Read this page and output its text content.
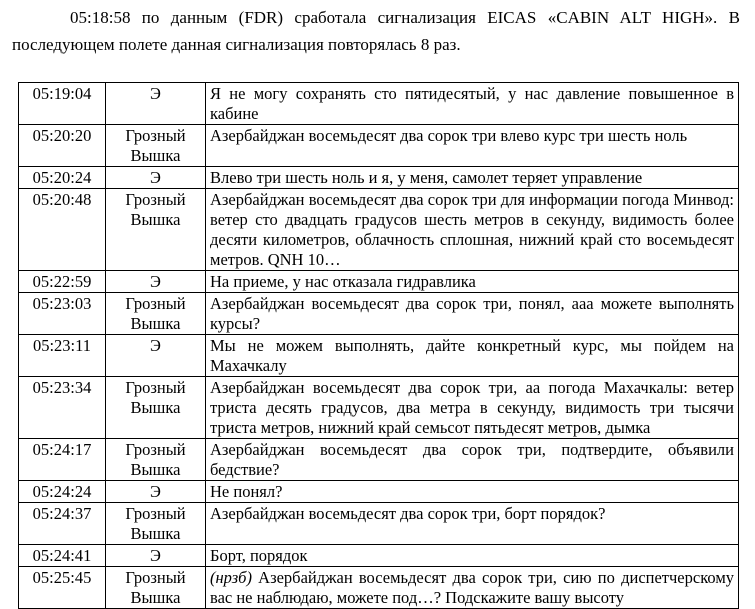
05:18:58 по данным (FDR) сработала сигнализация EICAS «CABIN ALT HIGH». В последующем полете данная сигнализация повторялась 8 раз.

05:19:04	Э	Я не могу сохранять сто пятидесятый, у нас давление повышенное в кабине
05:20:20	Грозный Вышка	Азербайджан восемьдесят два сорок три влево курс три шесть ноль
05:20:24	Э	Влево три шесть ноль и я, у меня, самолет теряет управление
05:20:48	Грозный Вышка	Азербайджан восемьдесят два сорок три для информации погода Минвод: ветер сто двадцать градусов шесть метров в секунду, видимость более десяти километров, облачность сплошная, нижний край сто восемьдесят метров. QNH 10…
05:22:59	Э	На приеме, у нас отказала гидравлика
05:23:03	Грозный Вышка	Азербайджан восемьдесят два сорок три, понял, ааа можете выполнять курсы?
05:23:11	Э	Мы не можем выполнять, дайте конкретный курс, мы пойдем на Махачкалу
05:23:34	Грозный Вышка	Азербайджан восемьдесят два сорок три, аа погода Махачкалы: ветер триста десять градусов, два метра в секунду, видимость три тысячи триста метров, нижний край семьсот пятьдесят метров, дымка
05:24:17	Грозный Вышка	Азербайджан восемьдесят два сорок три, подтвердите, объявили бедствие?
05:24:24	Э	Не понял?
05:24:37	Грозный Вышка	Азербайджан восемьдесят два сорок три, борт порядок?
05:24:41	Э	Борт, порядок
05:25:45	Грозный Вышка	(нрзб) Азербайджан восемьдесят два сорок три, сию по диспетчерскому вас не наблюдаю, можете под…? Подскажите вашу высоту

▸ Goal of the exercise
Show each line holding the word "край".

▸ Worked solution
05:20:48	Грозный Вышка	Азербайджан восемьдесят два сорок три для информации погода Минвод: ветер сто двадцать градусов шесть метров в секунду, видимость более десяти километров, облачность сплошная, нижний край сто восемьдесят метров. QNH 10…
05:23:34	Грозный Вышка	Азербайджан восемьдесят два сорок три, аа погода Махачкалы: ветер триста десять градусов, два метра в секунду, видимость три тысячи триста метров, нижний край семьсот пятьдесят метров, дымка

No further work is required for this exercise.